Make an exact copy of the entries, and keep any pictures out of it.

···

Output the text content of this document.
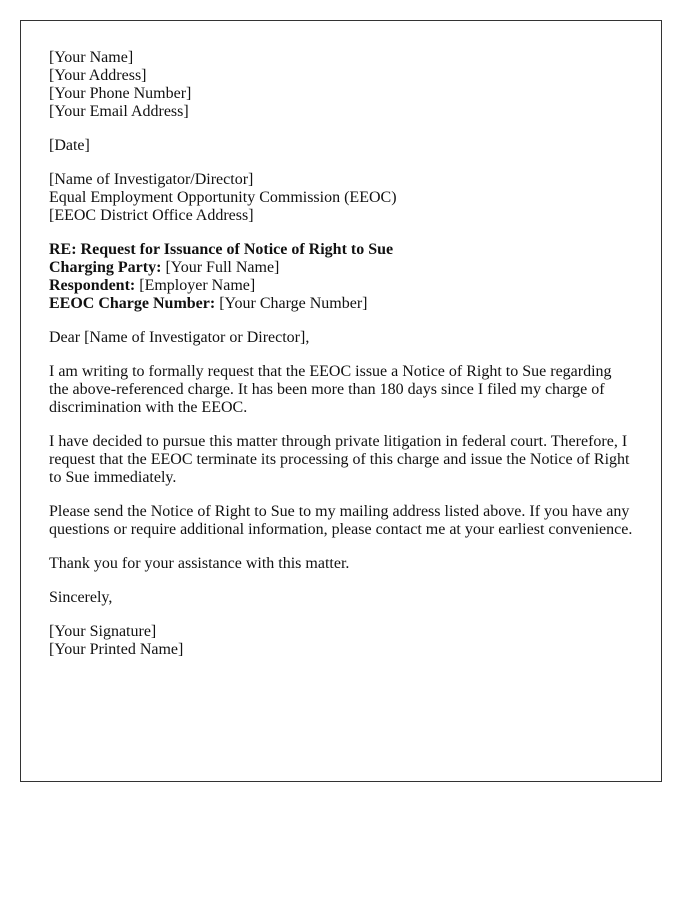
[Your Name]
[Your Address]
[Your Phone Number]
[Your Email Address]

[Date]

[Name of Investigator/Director]
Equal Employment Opportunity Commission (EEOC)
[EEOC District Office Address]

RE: Request for Issuance of Notice of Right to Sue
Charging Party: [Your Full Name]
Respondent: [Employer Name]
EEOC Charge Number: [Your Charge Number]

Dear [Name of Investigator or Director],

I am writing to formally request that the EEOC issue a Notice of Right to Sue regarding the above-referenced charge. It has been more than 180 days since I filed my charge of discrimination with the EEOC.

I have decided to pursue this matter through private litigation in federal court. Therefore, I request that the EEOC terminate its processing of this charge and issue the Notice of Right to Sue immediately.

Please send the Notice of Right to Sue to my mailing address listed above. If you have any questions or require additional information, please contact me at your earliest convenience.

Thank you for your assistance with this matter.

Sincerely,

[Your Signature]
[Your Printed Name]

···

[Written solution]:
Output the text content of this document.
[Your Name]
[Your Address]
[Your Phone Number]
[Your Email Address]

[Date]

[Name of Investigator/Director]
Equal Employment Opportunity Commission (EEOC)
[EEOC District Office Address]

RE: Request for Issuance of Notice of Right to Sue
Charging Party: [Your Full Name]
Respondent: [Employer Name]
EEOC Charge Number: [Your Charge Number]

Dear [Name of Investigator or Director],

I am writing to formally request that the EEOC issue a Notice of Right to Sue regarding the above-referenced charge. It has been more than 180 days since I filed my charge of discrimination with the EEOC.

I have decided to pursue this matter through private litigation in federal court. Therefore, I request that the EEOC terminate its processing of this charge and issue the Notice of Right to Sue immediately.

Please send the Notice of Right to Sue to my mailing address listed above. If you have any questions or require additional information, please contact me at your earliest convenience.

Thank you for your assistance with this matter.

Sincerely,

[Your Signature]
[Your Printed Name]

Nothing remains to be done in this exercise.